-- Start of Material --

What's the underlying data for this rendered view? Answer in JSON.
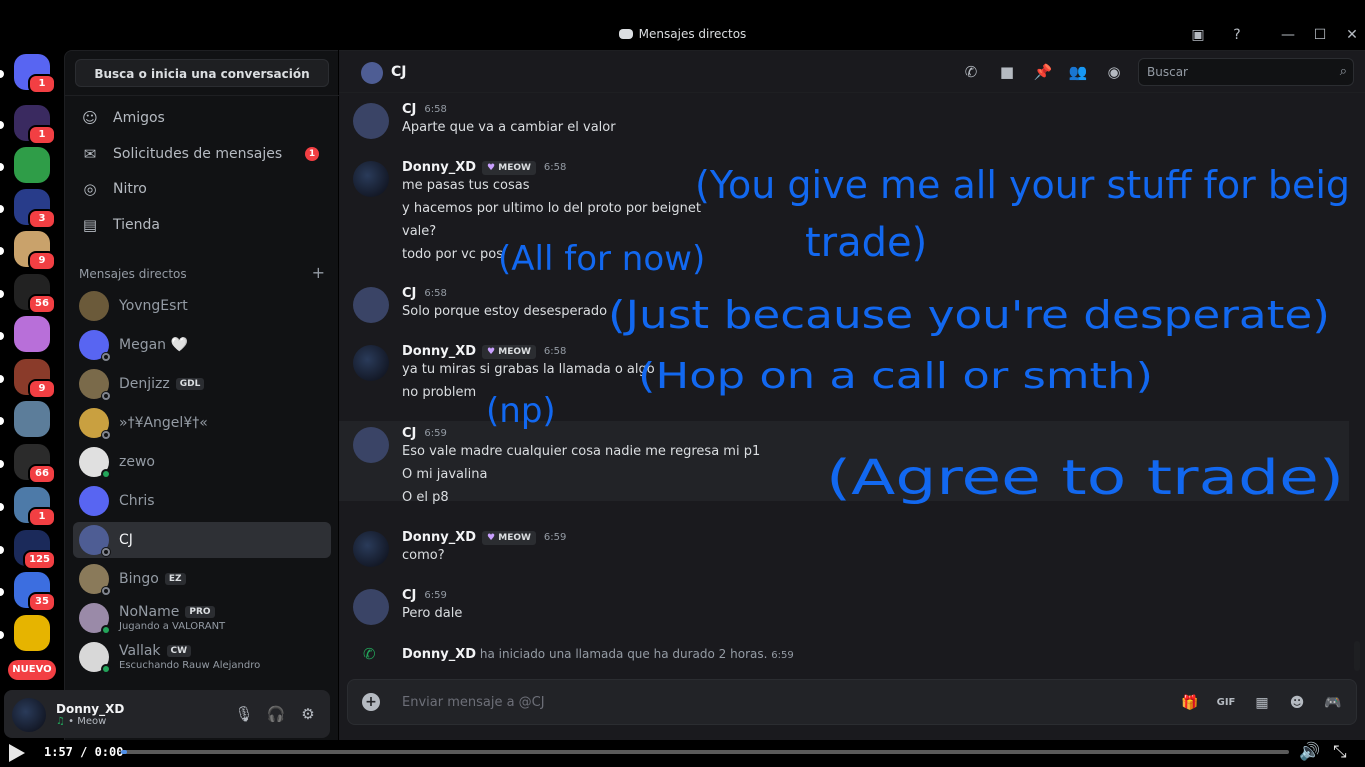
{
  "window": {
    "title": "Mensajes directos"
  },
  "rail": {
    "servers": [
      {
        "name": "discord-home",
        "color": "#5865f2",
        "badge": "1"
      },
      {
        "name": "cheat-plus",
        "color": "#3a2a60",
        "badge": "1"
      },
      {
        "name": "server-3",
        "color": "#2f9d48",
        "badge": ""
      },
      {
        "name": "server-4",
        "color": "#283c8a",
        "badge": "3"
      },
      {
        "name": "server-5",
        "color": "#c9a26b",
        "badge": "9"
      },
      {
        "name": "server-6",
        "color": "#222222",
        "badge": "56"
      },
      {
        "name": "server-7",
        "color": "#b86fd9",
        "badge": ""
      },
      {
        "name": "server-8",
        "color": "#8a3b2a",
        "badge": "9"
      },
      {
        "name": "server-9",
        "color": "#5c7d9a",
        "badge": ""
      },
      {
        "name": "server-10",
        "color": "#2b2b2b",
        "badge": "66"
      },
      {
        "name": "server-11",
        "color": "#4d7aa8",
        "badge": "1"
      },
      {
        "name": "trade",
        "color": "#1b2a5a",
        "badge": "125"
      },
      {
        "name": "server-13",
        "color": "#3c6ee0",
        "badge": "35"
      },
      {
        "name": "jbtn",
        "color": "#e6b400",
        "badge": ""
      }
    ],
    "new_label": "NUEVO"
  },
  "sidebar": {
    "search_label": "Busca o inicia una conversación",
    "nav": [
      {
        "label": "Amigos",
        "icon": "person-wave-icon",
        "badge": ""
      },
      {
        "label": "Solicitudes de mensajes",
        "icon": "envelope-icon",
        "badge": "1"
      },
      {
        "label": "Nitro",
        "icon": "nitro-icon",
        "badge": ""
      },
      {
        "label": "Tienda",
        "icon": "shop-icon",
        "badge": ""
      }
    ],
    "dm_header": "Mensajes directos",
    "dms": [
      {
        "name": "YovngEsrt",
        "tag": "",
        "sub": "",
        "status": "none"
      },
      {
        "name": "Megan 🤍",
        "tag": "",
        "sub": "",
        "status": "offline"
      },
      {
        "name": "Denjizz",
        "tag": "GDL",
        "sub": "",
        "status": "offline"
      },
      {
        "name": "»†¥Angel¥†«",
        "tag": "",
        "sub": "",
        "status": "offline"
      },
      {
        "name": "zewo",
        "tag": "",
        "sub": "",
        "status": "mobile"
      },
      {
        "name": "Chris",
        "tag": "",
        "sub": "",
        "status": "none"
      },
      {
        "name": "CJ",
        "tag": "",
        "sub": "",
        "status": "offline"
      },
      {
        "name": "Bingo",
        "tag": "EZ",
        "sub": "",
        "status": "offline"
      },
      {
        "name": "NoName",
        "tag": "PRO",
        "sub": "Jugando a VALORANT",
        "status": "online"
      },
      {
        "name": "Vallak",
        "tag": "CW",
        "sub": "Escuchando Rauw Alejandro",
        "status": "online"
      }
    ]
  },
  "user_panel": {
    "name": "Donny_XD",
    "status": "• Meow"
  },
  "header": {
    "channel_name": "CJ",
    "search_placeholder": "Buscar"
  },
  "messages": [
    {
      "author": "CJ",
      "tag": "",
      "time": "6:58",
      "lines": [
        "Aparte que va a cambiar el valor"
      ]
    },
    {
      "author": "Donny_XD",
      "tag": "MEOW",
      "time": "6:58",
      "lines": [
        "me pasas tus cosas",
        "y hacemos por ultimo lo del proto por beignet",
        "vale?",
        "todo por vc pos"
      ]
    },
    {
      "author": "CJ",
      "tag": "",
      "time": "6:58",
      "lines": [
        "Solo porque estoy desesperado"
      ]
    },
    {
      "author": "Donny_XD",
      "tag": "MEOW",
      "time": "6:58",
      "lines": [
        "ya tu miras si grabas la llamada o algo",
        "no problem"
      ]
    },
    {
      "author": "CJ",
      "tag": "",
      "time": "6:59",
      "lines": [
        "Eso vale madre cualquier cosa nadie me regresa mi p1",
        "O mi javalina",
        "O el p8"
      ]
    },
    {
      "author": "Donny_XD",
      "tag": "MEOW",
      "time": "6:59",
      "lines": [
        "como?"
      ]
    },
    {
      "author": "CJ",
      "tag": "",
      "time": "6:59",
      "lines": [
        "Pero dale"
      ]
    }
  ],
  "call": {
    "author": "Donny_XD",
    "text": "ha iniciado una llamada que ha durado 2 horas.",
    "time": "6:59"
  },
  "composer": {
    "placeholder": "Enviar mensaje a @CJ"
  },
  "annotations": [
    "(You give me all your stuff for beig",
    "trade)",
    "(All for now)",
    "(Just because you're desperate)",
    "(Hop on a call or smth)",
    "(np)",
    "(Agree to trade)"
  ],
  "video": {
    "time": "1:57 / 0:00",
    "progress_percent": 0.5
  },
  "colors": {
    "annotation_ink": "#1268f0",
    "accent": "#5865f2",
    "online": "#23a55a",
    "badge": "#f23f43"
  }
}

-- End of Material --

◆ Task description
What is the number of lines in the listing that include the word "directos"? Give that number and nothing else.

◆ Output of the exercise
2